(Saved data entries)
+++
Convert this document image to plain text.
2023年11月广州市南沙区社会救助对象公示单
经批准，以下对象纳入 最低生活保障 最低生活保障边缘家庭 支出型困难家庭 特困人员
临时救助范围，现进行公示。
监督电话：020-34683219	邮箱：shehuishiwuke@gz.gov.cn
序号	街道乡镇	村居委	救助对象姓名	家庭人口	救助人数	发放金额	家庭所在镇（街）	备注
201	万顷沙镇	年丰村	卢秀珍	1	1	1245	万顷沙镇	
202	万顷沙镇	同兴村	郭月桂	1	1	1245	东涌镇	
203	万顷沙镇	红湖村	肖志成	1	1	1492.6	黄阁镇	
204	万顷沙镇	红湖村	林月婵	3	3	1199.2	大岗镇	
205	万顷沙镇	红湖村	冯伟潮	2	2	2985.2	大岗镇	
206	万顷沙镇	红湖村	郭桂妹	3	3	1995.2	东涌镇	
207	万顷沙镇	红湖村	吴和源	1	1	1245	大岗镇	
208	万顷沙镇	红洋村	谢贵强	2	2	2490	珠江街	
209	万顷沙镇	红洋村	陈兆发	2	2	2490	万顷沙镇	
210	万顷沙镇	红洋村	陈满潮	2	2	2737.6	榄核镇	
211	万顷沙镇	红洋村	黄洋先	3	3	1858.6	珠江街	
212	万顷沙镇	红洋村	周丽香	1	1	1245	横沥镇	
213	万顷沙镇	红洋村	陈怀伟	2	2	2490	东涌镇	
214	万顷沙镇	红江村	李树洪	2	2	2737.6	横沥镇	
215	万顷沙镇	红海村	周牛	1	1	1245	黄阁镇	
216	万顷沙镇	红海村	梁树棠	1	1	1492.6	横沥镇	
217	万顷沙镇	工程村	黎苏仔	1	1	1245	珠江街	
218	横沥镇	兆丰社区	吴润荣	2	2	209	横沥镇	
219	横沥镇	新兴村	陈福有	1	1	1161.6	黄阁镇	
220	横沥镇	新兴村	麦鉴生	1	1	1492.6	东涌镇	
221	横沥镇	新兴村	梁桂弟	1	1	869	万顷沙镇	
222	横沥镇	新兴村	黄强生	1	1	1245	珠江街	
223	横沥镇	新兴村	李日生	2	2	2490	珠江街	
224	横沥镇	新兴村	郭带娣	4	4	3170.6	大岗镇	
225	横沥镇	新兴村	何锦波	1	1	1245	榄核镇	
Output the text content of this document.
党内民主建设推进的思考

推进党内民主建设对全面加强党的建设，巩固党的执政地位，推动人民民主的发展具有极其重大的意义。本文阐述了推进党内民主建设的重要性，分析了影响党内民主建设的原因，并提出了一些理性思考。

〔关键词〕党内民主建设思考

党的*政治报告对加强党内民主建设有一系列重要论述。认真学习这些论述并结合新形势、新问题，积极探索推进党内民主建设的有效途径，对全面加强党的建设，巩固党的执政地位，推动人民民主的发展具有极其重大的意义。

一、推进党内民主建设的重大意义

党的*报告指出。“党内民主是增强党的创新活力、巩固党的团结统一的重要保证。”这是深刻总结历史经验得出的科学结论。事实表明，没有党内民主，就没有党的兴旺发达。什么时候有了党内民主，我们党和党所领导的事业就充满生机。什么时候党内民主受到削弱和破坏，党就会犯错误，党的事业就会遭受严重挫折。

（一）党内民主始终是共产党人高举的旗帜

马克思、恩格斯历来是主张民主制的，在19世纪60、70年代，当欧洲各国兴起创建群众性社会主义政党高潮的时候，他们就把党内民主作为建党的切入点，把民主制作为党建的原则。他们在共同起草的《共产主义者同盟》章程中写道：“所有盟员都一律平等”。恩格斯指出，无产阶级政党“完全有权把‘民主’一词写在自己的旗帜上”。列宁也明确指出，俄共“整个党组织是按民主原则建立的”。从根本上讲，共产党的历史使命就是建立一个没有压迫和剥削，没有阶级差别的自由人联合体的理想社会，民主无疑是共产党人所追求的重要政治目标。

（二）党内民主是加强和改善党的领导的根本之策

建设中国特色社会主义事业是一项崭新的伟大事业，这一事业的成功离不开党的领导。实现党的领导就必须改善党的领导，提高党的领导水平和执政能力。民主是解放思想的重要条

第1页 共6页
+++
● Instruction: Write the entire listing out again, word for word.

● Correct answer:
Convert this document image to plain text.
2023年11月广州市南沙区社会救助对象公示单
经批准，以下对象纳入 最低生活保障 最低生活保障边缘家庭 支出型困难家庭 特困人员
临时救助范围，现进行公示。
监督电话：020-34683219	邮箱：shehuishiwuke@gz.gov.cn
序号	街道乡镇	村居委	救助对象姓名	家庭人口	救助人数	发放金额	家庭所在镇（街）	备注
201	万顷沙镇	年丰村	卢秀珍	1	1	1245	万顷沙镇	
202	万顷沙镇	同兴村	郭月桂	1	1	1245	东涌镇	
203	万顷沙镇	红湖村	肖志成	1	1	1492.6	黄阁镇	
204	万顷沙镇	红湖村	林月婵	3	3	1199.2	大岗镇	
205	万顷沙镇	红湖村	冯伟潮	2	2	2985.2	大岗镇	
206	万顷沙镇	红湖村	郭桂妹	3	3	1995.2	东涌镇	
207	万顷沙镇	红湖村	吴和源	1	1	1245	大岗镇	
208	万顷沙镇	红洋村	谢贵强	2	2	2490	珠江街	
209	万顷沙镇	红洋村	陈兆发	2	2	2490	万顷沙镇	
210	万顷沙镇	红洋村	陈满潮	2	2	2737.6	榄核镇	
211	万顷沙镇	红洋村	黄洋先	3	3	1858.6	珠江街	
212	万顷沙镇	红洋村	周丽香	1	1	1245	横沥镇	
213	万顷沙镇	红洋村	陈怀伟	2	2	2490	东涌镇	
214	万顷沙镇	红江村	李树洪	2	2	2737.6	横沥镇	
215	万顷沙镇	红海村	周牛	1	1	1245	黄阁镇	
216	万顷沙镇	红海村	梁树棠	1	1	1492.6	横沥镇	
217	万顷沙镇	工程村	黎苏仔	1	1	1245	珠江街	
218	横沥镇	兆丰社区	吴润荣	2	2	209	横沥镇	
219	横沥镇	新兴村	陈福有	1	1	1161.6	黄阁镇	
220	横沥镇	新兴村	麦鉴生	1	1	1492.6	东涌镇	
221	横沥镇	新兴村	梁桂弟	1	1	869	万顷沙镇	
222	横沥镇	新兴村	黄强生	1	1	1245	珠江街	
223	横沥镇	新兴村	李日生	2	2	2490	珠江街	
224	横沥镇	新兴村	郭带娣	4	4	3170.6	大岗镇	
225	横沥镇	新兴村	何锦波	1	1	1245	榄核镇	
Output the text content of this document.
党内民主建设推进的思考

推进党内民主建设对全面加强党的建设，巩固党的执政地位，推动人民民主的发展具有极其重大的意义。本文阐述了推进党内民主建设的重要性，分析了影响党内民主建设的原因，并提出了一些理性思考。

〔关键词〕党内民主建设思考

党的*政治报告对加强党内民主建设有一系列重要论述。认真学习这些论述并结合新形势、新问题，积极探索推进党内民主建设的有效途径，对全面加强党的建设，巩固党的执政地位，推动人民民主的发展具有极其重大的意义。

一、推进党内民主建设的重大意义

党的*报告指出。“党内民主是增强党的创新活力、巩固党的团结统一的重要保证。”这是深刻总结历史经验得出的科学结论。事实表明，没有党内民主，就没有党的兴旺发达。什么时候有了党内民主，我们党和党所领导的事业就充满生机。什么时候党内民主受到削弱和破坏，党就会犯错误，党的事业就会遭受严重挫折。

（一）党内民主始终是共产党人高举的旗帜

马克思、恩格斯历来是主张民主制的，在19世纪60、70年代，当欧洲各国兴起创建群众性社会主义政党高潮的时候，他们就把党内民主作为建党的切入点，把民主制作为党建的原则。他们在共同起草的《共产主义者同盟》章程中写道：“所有盟员都一律平等”。恩格斯指出，无产阶级政党“完全有权把‘民主’一词写在自己的旗帜上”。列宁也明确指出，俄共“整个党组织是按民主原则建立的”。从根本上讲，共产党的历史使命就是建立一个没有压迫和剥削，没有阶级差别的自由人联合体的理想社会，民主无疑是共产党人所追求的重要政治目标。

（二）党内民主是加强和改善党的领导的根本之策

建设中国特色社会主义事业是一项崭新的伟大事业，这一事业的成功离不开党的领导。实现党的领导就必须改善党的领导，提高党的领导水平和执政能力。民主是解放思想的重要条

第1页 共6页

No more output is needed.